[START Available records]

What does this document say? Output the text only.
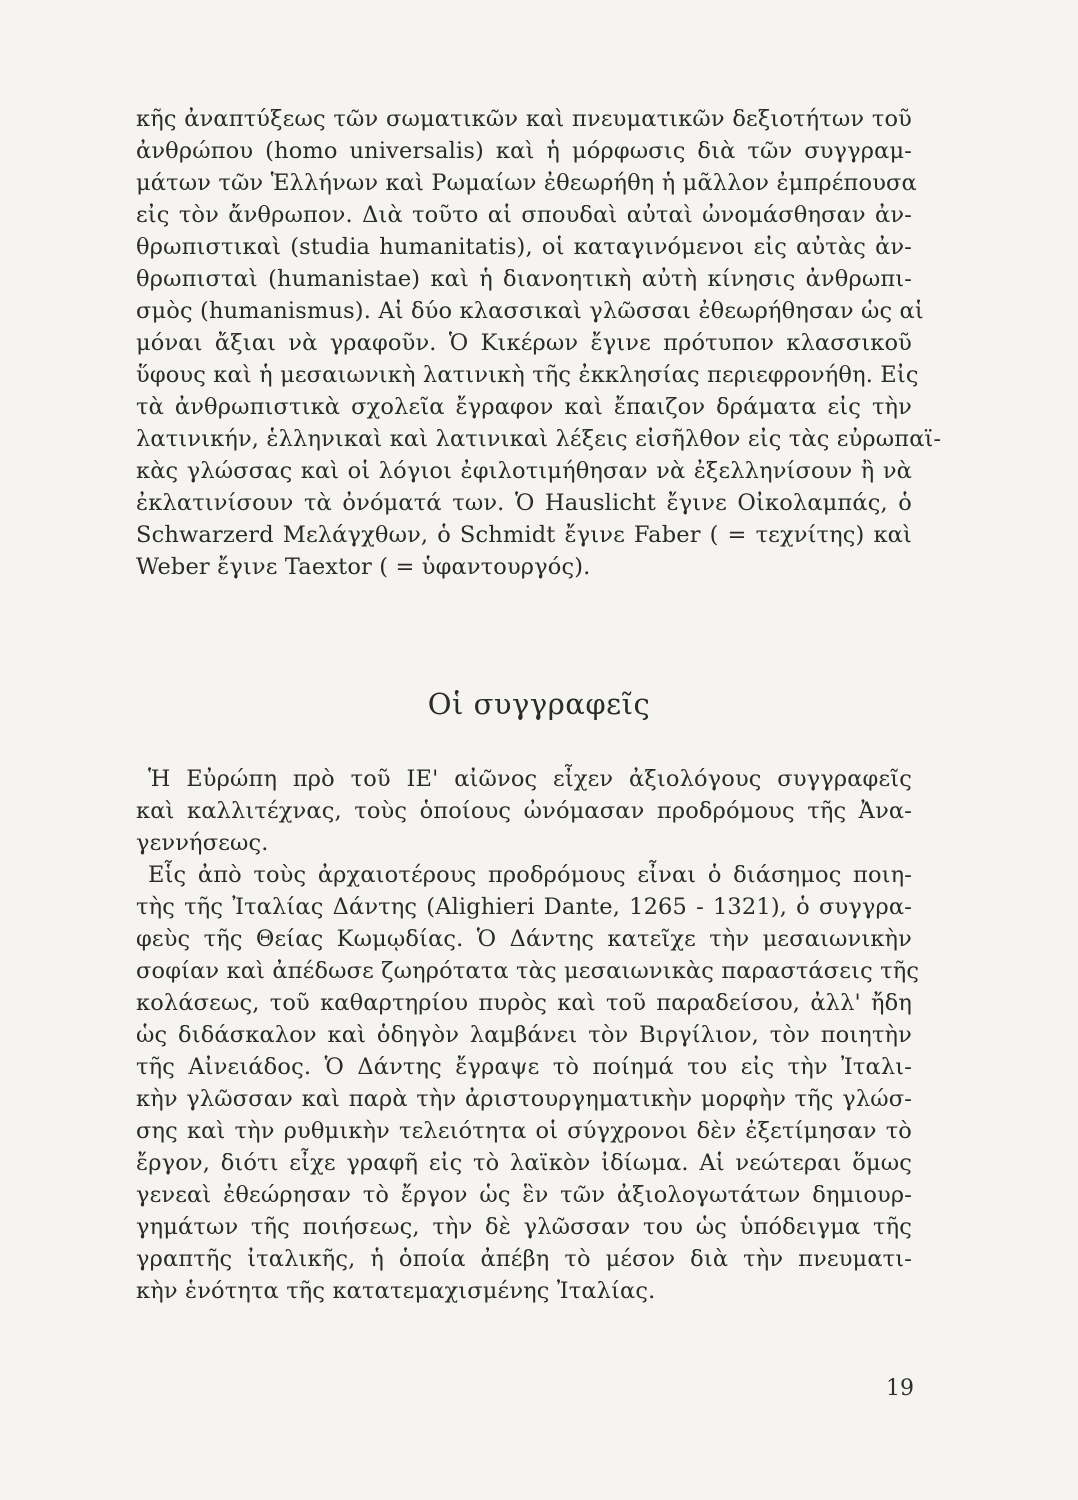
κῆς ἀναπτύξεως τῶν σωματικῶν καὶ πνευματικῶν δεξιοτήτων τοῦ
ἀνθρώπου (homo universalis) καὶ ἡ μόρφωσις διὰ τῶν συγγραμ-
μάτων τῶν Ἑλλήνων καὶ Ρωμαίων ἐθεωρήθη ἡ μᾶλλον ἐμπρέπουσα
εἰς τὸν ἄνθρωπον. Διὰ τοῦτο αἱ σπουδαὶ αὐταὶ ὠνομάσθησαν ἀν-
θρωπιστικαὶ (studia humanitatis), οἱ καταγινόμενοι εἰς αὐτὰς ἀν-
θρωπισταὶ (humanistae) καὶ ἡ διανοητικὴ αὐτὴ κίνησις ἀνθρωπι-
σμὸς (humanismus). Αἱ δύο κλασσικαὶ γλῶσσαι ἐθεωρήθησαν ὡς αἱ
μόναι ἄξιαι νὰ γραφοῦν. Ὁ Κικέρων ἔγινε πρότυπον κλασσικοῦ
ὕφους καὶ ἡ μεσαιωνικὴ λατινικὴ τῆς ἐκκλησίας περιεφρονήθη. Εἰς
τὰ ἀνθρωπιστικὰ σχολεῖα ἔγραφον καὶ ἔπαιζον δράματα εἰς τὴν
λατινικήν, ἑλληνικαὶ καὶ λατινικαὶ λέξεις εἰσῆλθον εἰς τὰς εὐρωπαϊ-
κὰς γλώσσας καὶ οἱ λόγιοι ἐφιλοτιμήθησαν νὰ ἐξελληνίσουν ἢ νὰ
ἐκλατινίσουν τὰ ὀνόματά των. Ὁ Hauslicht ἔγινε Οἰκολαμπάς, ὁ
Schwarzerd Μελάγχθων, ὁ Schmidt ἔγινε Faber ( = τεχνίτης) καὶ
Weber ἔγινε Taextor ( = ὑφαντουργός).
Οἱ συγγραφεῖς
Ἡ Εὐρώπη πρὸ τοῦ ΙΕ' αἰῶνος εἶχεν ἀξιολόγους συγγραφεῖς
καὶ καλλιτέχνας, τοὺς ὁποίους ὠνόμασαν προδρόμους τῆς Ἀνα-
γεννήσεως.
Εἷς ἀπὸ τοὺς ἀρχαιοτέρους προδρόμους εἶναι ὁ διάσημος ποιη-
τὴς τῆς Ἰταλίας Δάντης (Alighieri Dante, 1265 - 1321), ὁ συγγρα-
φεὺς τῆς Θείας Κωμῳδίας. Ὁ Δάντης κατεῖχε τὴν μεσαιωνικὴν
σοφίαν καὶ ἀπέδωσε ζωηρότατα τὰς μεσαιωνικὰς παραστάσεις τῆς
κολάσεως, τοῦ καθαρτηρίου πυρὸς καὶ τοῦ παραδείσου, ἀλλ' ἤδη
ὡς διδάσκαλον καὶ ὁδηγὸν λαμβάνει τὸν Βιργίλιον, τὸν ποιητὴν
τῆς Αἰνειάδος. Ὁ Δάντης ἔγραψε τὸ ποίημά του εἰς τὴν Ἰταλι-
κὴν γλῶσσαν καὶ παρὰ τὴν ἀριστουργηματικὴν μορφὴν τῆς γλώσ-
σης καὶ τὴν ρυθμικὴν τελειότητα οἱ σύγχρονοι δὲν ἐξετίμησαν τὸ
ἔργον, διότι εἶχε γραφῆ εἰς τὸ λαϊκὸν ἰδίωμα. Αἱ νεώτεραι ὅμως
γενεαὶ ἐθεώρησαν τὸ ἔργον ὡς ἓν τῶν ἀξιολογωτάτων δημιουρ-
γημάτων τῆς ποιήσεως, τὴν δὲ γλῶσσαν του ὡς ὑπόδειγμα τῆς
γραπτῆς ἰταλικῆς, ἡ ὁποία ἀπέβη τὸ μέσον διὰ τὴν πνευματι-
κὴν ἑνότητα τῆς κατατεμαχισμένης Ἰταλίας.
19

[END Available records]

- Work required
Transcribe the material exactly, keeping every word and none of the pictures.

- The result
What does this document say? Output the text only.
κῆς ἀναπτύξεως τῶν σωματικῶν καὶ πνευματικῶν δεξιοτήτων τοῦ
ἀνθρώπου (homo universalis) καὶ ἡ μόρφωσις διὰ τῶν συγγραμ-
μάτων τῶν Ἑλλήνων καὶ Ρωμαίων ἐθεωρήθη ἡ μᾶλλον ἐμπρέπουσα
εἰς τὸν ἄνθρωπον. Διὰ τοῦτο αἱ σπουδαὶ αὐταὶ ὠνομάσθησαν ἀν-
θρωπιστικαὶ (studia humanitatis), οἱ καταγινόμενοι εἰς αὐτὰς ἀν-
θρωπισταὶ (humanistae) καὶ ἡ διανοητικὴ αὐτὴ κίνησις ἀνθρωπι-
σμὸς (humanismus). Αἱ δύο κλασσικαὶ γλῶσσαι ἐθεωρήθησαν ὡς αἱ
μόναι ἄξιαι νὰ γραφοῦν. Ὁ Κικέρων ἔγινε πρότυπον κλασσικοῦ
ὕφους καὶ ἡ μεσαιωνικὴ λατινικὴ τῆς ἐκκλησίας περιεφρονήθη. Εἰς
τὰ ἀνθρωπιστικὰ σχολεῖα ἔγραφον καὶ ἔπαιζον δράματα εἰς τὴν
λατινικήν, ἑλληνικαὶ καὶ λατινικαὶ λέξεις εἰσῆλθον εἰς τὰς εὐρωπαϊ-
κὰς γλώσσας καὶ οἱ λόγιοι ἐφιλοτιμήθησαν νὰ ἐξελληνίσουν ἢ νὰ
ἐκλατινίσουν τὰ ὀνόματά των. Ὁ Hauslicht ἔγινε Οἰκολαμπάς, ὁ
Schwarzerd Μελάγχθων, ὁ Schmidt ἔγινε Faber ( = τεχνίτης) καὶ
Weber ἔγινε Taextor ( = ὑφαντουργός).
Οἱ συγγραφεῖς
Ἡ Εὐρώπη πρὸ τοῦ ΙΕ' αἰῶνος εἶχεν ἀξιολόγους συγγραφεῖς
καὶ καλλιτέχνας, τοὺς ὁποίους ὠνόμασαν προδρόμους τῆς Ἀνα-
γεννήσεως.
Εἷς ἀπὸ τοὺς ἀρχαιοτέρους προδρόμους εἶναι ὁ διάσημος ποιη-
τὴς τῆς Ἰταλίας Δάντης (Alighieri Dante, 1265 - 1321), ὁ συγγρα-
φεὺς τῆς Θείας Κωμῳδίας. Ὁ Δάντης κατεῖχε τὴν μεσαιωνικὴν
σοφίαν καὶ ἀπέδωσε ζωηρότατα τὰς μεσαιωνικὰς παραστάσεις τῆς
κολάσεως, τοῦ καθαρτηρίου πυρὸς καὶ τοῦ παραδείσου, ἀλλ' ἤδη
ὡς διδάσκαλον καὶ ὁδηγὸν λαμβάνει τὸν Βιργίλιον, τὸν ποιητὴν
τῆς Αἰνειάδος. Ὁ Δάντης ἔγραψε τὸ ποίημά του εἰς τὴν Ἰταλι-
κὴν γλῶσσαν καὶ παρὰ τὴν ἀριστουργηματικὴν μορφὴν τῆς γλώσ-
σης καὶ τὴν ρυθμικὴν τελειότητα οἱ σύγχρονοι δὲν ἐξετίμησαν τὸ
ἔργον, διότι εἶχε γραφῆ εἰς τὸ λαϊκὸν ἰδίωμα. Αἱ νεώτεραι ὅμως
γενεαὶ ἐθεώρησαν τὸ ἔργον ὡς ἓν τῶν ἀξιολογωτάτων δημιουρ-
γημάτων τῆς ποιήσεως, τὴν δὲ γλῶσσαν του ὡς ὑπόδειγμα τῆς
γραπτῆς ἰταλικῆς, ἡ ὁποία ἀπέβη τὸ μέσον διὰ τὴν πνευματι-
κὴν ἑνότητα τῆς κατατεμαχισμένης Ἰταλίας.
19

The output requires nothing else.